What you should do: Each line that holds the word "this" counts once; give the total for the records below and nothing else.

Supplied records:
▬▬▬▬▬▬▬▬▬▬
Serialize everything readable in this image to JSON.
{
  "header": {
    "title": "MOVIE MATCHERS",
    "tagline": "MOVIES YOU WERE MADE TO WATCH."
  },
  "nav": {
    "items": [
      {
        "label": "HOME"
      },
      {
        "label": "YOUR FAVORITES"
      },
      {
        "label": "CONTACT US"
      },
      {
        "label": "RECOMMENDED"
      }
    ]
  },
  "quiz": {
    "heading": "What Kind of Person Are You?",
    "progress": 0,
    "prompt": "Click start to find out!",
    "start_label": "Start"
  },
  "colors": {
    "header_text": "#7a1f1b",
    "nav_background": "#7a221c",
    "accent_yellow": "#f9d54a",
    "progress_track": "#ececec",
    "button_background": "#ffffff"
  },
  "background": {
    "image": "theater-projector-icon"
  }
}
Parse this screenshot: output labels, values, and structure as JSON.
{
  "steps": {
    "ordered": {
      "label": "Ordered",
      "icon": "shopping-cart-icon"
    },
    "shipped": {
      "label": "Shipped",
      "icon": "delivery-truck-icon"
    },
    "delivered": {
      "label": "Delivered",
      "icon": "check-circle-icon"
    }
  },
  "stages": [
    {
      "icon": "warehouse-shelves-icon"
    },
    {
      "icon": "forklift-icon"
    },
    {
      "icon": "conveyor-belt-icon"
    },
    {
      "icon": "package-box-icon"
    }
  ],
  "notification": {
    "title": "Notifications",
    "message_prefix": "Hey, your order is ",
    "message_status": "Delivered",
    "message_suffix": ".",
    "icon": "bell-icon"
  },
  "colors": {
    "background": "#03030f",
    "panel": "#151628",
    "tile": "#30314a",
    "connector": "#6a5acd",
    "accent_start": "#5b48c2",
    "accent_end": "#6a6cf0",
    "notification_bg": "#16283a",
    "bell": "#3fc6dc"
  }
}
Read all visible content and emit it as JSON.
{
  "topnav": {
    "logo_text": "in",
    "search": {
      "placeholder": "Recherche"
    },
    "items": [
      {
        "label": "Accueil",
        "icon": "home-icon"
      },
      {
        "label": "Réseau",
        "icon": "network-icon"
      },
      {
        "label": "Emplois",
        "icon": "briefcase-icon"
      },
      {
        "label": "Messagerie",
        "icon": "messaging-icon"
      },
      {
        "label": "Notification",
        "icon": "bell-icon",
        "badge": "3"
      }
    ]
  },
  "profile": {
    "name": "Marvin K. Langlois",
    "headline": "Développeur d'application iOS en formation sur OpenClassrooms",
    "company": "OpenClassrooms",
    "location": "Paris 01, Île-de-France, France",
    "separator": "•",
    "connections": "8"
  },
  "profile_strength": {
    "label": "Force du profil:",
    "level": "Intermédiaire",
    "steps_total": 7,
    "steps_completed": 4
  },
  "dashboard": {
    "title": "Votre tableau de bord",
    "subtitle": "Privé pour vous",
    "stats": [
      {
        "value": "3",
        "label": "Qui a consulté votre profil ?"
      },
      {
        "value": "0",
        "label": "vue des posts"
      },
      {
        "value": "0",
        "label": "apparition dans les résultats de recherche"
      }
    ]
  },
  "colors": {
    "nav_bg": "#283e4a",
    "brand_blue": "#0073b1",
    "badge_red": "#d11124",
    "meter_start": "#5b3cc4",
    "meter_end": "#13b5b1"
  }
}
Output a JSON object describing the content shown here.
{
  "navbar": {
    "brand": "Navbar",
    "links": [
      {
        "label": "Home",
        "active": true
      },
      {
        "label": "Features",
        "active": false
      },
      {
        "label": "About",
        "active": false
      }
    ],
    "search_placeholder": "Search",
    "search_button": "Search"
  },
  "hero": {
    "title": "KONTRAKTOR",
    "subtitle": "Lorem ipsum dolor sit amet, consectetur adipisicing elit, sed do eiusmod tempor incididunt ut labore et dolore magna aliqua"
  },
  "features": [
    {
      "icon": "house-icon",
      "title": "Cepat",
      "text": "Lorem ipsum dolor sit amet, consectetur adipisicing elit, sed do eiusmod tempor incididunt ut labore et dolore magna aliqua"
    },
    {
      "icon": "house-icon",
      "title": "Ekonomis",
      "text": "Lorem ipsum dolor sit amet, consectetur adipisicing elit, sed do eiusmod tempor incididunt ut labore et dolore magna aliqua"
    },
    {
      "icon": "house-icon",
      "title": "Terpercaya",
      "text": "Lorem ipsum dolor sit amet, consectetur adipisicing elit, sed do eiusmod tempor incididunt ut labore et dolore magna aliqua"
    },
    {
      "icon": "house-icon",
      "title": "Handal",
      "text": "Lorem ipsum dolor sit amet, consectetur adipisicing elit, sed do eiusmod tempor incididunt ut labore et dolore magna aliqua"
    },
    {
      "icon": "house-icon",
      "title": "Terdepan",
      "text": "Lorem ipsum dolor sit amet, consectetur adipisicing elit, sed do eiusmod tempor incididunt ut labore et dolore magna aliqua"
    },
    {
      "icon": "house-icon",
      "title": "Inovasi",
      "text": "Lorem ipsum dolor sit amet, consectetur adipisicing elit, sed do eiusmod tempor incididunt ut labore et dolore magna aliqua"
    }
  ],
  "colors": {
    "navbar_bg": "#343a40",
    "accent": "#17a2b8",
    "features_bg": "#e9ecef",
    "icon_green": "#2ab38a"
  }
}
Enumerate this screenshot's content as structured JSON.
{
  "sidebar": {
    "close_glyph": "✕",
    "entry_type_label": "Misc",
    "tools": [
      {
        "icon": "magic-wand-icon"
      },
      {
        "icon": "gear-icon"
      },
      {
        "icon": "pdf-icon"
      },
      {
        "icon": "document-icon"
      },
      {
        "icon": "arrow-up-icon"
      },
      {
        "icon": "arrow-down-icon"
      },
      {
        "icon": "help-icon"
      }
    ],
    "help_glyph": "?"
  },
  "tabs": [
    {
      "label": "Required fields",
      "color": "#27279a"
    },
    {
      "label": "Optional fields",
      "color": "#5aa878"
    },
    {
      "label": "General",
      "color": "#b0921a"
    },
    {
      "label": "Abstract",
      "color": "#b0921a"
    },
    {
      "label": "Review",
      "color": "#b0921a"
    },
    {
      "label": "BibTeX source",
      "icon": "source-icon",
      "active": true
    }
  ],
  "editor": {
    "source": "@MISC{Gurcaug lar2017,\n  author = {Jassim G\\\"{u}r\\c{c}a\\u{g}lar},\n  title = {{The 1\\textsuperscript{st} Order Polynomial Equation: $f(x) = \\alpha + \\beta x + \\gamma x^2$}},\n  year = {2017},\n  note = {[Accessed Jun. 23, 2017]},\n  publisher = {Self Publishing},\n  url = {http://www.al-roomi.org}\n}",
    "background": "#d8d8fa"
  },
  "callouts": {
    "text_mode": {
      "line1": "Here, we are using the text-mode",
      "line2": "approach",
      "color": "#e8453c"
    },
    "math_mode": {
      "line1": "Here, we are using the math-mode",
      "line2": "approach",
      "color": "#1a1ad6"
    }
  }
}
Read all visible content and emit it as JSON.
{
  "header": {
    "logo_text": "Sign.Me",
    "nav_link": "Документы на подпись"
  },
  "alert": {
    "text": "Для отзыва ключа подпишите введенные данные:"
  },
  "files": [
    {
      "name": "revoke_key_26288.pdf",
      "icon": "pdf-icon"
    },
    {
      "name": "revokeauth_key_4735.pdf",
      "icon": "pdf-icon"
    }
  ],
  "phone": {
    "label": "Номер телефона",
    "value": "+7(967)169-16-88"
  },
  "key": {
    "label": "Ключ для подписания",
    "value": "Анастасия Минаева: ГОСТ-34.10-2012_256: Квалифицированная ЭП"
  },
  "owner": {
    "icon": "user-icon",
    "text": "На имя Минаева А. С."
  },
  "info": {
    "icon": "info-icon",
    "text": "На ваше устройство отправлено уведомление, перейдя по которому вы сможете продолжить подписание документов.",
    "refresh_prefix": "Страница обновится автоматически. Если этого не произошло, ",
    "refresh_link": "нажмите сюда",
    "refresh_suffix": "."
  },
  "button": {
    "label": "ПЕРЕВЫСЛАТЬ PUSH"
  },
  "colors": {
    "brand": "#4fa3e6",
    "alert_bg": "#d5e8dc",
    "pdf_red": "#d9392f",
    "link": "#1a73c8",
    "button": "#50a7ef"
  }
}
▬▬▬▬▬▬▬▬▬▬
Result below: 3